> _Task directions_
Copy out the lines that include the word "desc".

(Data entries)
★ ★ ★

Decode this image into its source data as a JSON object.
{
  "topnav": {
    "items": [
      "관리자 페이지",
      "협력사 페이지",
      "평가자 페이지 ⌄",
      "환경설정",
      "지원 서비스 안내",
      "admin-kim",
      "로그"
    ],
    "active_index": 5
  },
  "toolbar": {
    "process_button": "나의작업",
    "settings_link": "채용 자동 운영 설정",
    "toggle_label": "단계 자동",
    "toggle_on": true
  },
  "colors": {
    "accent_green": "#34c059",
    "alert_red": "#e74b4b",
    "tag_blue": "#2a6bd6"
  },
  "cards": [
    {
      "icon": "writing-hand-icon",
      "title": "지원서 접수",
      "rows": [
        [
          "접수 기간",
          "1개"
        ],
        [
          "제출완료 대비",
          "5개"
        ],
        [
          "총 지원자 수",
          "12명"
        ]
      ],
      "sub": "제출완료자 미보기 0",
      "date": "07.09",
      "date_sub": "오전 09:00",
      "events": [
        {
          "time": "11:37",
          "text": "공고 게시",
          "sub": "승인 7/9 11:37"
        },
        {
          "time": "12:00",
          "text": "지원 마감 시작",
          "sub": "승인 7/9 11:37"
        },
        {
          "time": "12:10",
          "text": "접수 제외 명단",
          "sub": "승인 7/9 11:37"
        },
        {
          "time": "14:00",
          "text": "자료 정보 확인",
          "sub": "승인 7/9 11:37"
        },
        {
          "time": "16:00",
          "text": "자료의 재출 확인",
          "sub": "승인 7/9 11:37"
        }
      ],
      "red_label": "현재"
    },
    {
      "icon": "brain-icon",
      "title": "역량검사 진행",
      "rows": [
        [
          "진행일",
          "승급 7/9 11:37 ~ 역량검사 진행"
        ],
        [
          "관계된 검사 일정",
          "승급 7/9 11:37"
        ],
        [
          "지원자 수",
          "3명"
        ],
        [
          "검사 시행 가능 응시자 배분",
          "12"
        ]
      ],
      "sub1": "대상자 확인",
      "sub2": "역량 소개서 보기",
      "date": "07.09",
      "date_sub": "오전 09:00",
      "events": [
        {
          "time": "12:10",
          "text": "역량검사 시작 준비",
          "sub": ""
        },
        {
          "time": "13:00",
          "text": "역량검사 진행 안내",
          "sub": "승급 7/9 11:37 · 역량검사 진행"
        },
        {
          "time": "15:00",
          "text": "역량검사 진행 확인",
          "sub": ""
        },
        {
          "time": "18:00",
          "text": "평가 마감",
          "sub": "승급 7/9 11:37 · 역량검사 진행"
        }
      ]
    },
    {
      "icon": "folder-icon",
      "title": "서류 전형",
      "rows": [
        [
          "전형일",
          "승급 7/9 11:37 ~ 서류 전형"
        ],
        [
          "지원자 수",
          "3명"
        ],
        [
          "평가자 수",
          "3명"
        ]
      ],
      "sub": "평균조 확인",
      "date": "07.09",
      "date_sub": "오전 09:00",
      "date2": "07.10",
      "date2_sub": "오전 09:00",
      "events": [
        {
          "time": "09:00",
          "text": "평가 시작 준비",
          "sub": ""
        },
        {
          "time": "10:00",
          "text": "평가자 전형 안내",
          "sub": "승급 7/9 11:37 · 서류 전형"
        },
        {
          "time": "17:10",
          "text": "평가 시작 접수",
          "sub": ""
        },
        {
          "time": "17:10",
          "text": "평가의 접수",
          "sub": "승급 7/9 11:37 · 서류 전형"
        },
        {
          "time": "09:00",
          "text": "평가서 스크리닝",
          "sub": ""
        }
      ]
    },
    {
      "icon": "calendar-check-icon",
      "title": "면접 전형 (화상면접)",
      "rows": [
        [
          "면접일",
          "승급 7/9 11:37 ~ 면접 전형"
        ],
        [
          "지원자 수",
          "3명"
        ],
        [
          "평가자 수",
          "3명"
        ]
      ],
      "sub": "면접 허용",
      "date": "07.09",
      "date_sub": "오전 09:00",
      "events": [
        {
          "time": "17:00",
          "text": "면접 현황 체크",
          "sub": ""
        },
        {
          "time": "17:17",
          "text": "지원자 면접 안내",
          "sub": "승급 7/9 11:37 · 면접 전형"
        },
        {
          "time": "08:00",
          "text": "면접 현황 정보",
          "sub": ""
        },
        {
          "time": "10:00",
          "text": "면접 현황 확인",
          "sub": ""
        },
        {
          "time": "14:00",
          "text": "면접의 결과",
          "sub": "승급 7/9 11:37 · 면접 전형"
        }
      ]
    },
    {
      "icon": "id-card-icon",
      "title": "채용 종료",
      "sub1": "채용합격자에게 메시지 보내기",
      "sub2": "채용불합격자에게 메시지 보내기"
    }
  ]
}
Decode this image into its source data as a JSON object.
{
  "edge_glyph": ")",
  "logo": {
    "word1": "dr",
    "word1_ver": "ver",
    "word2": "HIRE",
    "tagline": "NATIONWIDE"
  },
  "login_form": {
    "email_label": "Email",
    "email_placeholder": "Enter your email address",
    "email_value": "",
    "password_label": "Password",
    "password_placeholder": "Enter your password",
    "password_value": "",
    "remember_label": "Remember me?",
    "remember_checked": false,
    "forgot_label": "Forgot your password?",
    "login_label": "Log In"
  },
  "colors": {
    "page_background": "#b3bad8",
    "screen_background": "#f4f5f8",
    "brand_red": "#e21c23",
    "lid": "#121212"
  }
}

★ ★ ★

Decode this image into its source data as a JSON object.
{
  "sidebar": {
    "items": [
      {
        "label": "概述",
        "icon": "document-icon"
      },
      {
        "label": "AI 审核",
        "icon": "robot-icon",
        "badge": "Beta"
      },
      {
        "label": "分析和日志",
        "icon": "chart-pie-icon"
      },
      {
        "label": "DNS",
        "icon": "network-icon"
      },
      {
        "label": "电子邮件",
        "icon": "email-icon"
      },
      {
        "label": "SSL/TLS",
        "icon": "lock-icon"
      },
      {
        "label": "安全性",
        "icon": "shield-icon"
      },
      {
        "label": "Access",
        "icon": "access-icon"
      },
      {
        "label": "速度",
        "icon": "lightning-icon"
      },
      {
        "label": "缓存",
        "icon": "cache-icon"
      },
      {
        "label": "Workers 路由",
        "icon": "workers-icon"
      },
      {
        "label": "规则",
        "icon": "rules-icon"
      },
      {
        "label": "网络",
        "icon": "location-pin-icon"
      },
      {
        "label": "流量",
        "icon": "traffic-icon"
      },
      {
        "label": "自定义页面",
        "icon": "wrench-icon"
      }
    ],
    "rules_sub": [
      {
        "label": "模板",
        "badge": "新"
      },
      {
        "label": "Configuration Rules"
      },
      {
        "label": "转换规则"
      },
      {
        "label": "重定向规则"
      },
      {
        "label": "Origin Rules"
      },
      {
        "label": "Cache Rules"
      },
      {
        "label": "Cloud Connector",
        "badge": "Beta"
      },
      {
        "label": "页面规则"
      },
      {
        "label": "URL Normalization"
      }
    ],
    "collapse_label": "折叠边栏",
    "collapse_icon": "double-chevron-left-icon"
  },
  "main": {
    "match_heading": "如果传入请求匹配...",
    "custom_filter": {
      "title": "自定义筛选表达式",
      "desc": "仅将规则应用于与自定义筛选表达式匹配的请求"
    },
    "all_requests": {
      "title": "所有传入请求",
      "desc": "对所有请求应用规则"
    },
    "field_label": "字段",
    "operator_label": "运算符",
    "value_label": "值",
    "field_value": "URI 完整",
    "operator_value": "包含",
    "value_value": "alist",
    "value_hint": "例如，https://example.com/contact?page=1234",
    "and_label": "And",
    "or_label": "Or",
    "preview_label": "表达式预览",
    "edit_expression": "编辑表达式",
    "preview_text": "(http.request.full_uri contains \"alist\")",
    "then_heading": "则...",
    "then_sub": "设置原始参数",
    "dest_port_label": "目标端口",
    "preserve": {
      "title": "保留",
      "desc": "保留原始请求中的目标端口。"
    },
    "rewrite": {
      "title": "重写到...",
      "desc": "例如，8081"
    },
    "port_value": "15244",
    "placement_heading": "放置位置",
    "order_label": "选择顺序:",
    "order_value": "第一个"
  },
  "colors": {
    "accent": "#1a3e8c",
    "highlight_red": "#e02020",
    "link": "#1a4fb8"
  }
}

★ ★ ★

> _Worked solution_
      "desc": "仅将规则应用于与自定义筛选表达式匹配的请求"
      "desc": "对所有请求应用规则"
      "desc": "保留原始请求中的目标端口。"
      "desc": "例如，8081"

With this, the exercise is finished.